*ENTRIES SUPPLIED*

__________________________________________________

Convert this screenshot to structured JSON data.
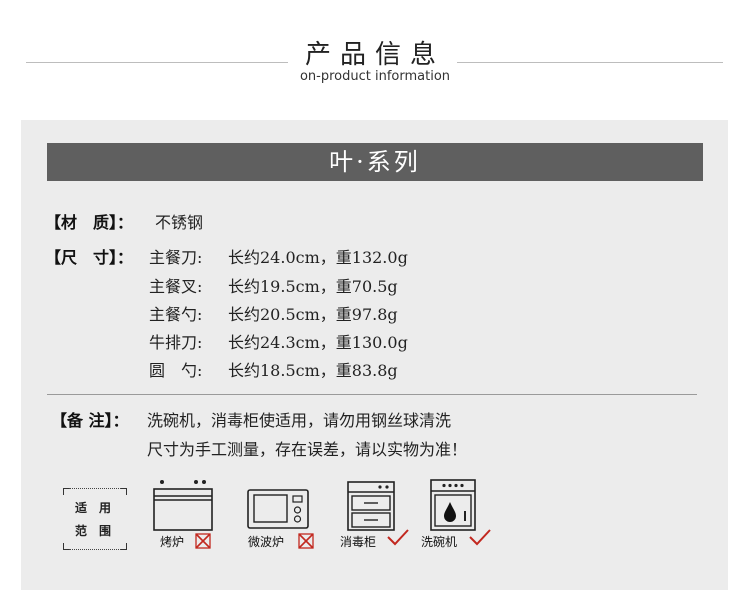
{
  "header": {
    "title": "产品信息",
    "subtitle": "on-product information"
  },
  "banner": {
    "title": "叶·系列"
  },
  "material": {
    "label": "【材　质】：",
    "value": "不锈钢"
  },
  "size": {
    "label": "【尺　寸】：",
    "items": [
      {
        "name": "主餐刀:",
        "spec": "长约24.0cm，重132.0g"
      },
      {
        "name": "主餐叉:",
        "spec": "长约19.5cm，重70.5g"
      },
      {
        "name": "主餐勺:",
        "spec": "长约20.5cm，重97.8g"
      },
      {
        "name": "牛排刀:",
        "spec": "长约24.3cm，重130.0g"
      },
      {
        "name": "圆　勺:",
        "spec": "长约18.5cm，重83.8g"
      }
    ]
  },
  "notes": {
    "label": "【备 注】：",
    "line1": "洗碗机，消毒柜使适用，请勿用钢丝球清洗",
    "line2": "尺寸为手工测量，存在误差，请以实物为准！"
  },
  "applicable": {
    "frame_text_1": "适　用",
    "frame_text_2": "范　围",
    "items": [
      {
        "label": "烤炉",
        "icon": "oven-icon",
        "status": "cross-icon",
        "ok": false
      },
      {
        "label": "微波炉",
        "icon": "microwave-icon",
        "status": "cross-icon",
        "ok": false
      },
      {
        "label": "消毒柜",
        "icon": "sterilizer-cabinet-icon",
        "status": "check-icon",
        "ok": true
      },
      {
        "label": "洗碗机",
        "icon": "dishwasher-icon",
        "status": "check-icon",
        "ok": true
      }
    ],
    "colors": {
      "cross": "#c2281f",
      "check": "#c2281f",
      "icon_stroke": "#222222"
    }
  }
}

__________________________________________________

*GOAL*
Copy the material above exactly and drop the pictures.

*WRITTEN REPLY*
Convert this screenshot to structured JSON data.
{
  "header": {
    "title": "产品信息",
    "subtitle": "on-product information"
  },
  "banner": {
    "title": "叶·系列"
  },
  "material": {
    "label": "【材　质】：",
    "value": "不锈钢"
  },
  "size": {
    "label": "【尺　寸】：",
    "items": [
      {
        "name": "主餐刀:",
        "spec": "长约24.0cm，重132.0g"
      },
      {
        "name": "主餐叉:",
        "spec": "长约19.5cm，重70.5g"
      },
      {
        "name": "主餐勺:",
        "spec": "长约20.5cm，重97.8g"
      },
      {
        "name": "牛排刀:",
        "spec": "长约24.3cm，重130.0g"
      },
      {
        "name": "圆　勺:",
        "spec": "长约18.5cm，重83.8g"
      }
    ]
  },
  "notes": {
    "label": "【备 注】：",
    "line1": "洗碗机，消毒柜使适用，请勿用钢丝球清洗",
    "line2": "尺寸为手工测量，存在误差，请以实物为准！"
  },
  "applicable": {
    "frame_text_1": "适　用",
    "frame_text_2": "范　围",
    "items": [
      {
        "label": "烤炉",
        "icon": "oven-icon",
        "status": "cross-icon",
        "ok": false
      },
      {
        "label": "微波炉",
        "icon": "microwave-icon",
        "status": "cross-icon",
        "ok": false
      },
      {
        "label": "消毒柜",
        "icon": "sterilizer-cabinet-icon",
        "status": "check-icon",
        "ok": true
      },
      {
        "label": "洗碗机",
        "icon": "dishwasher-icon",
        "status": "check-icon",
        "ok": true
      }
    ],
    "colors": {
      "cross": "#c2281f",
      "check": "#c2281f",
      "icon_stroke": "#222222"
    }
  }
}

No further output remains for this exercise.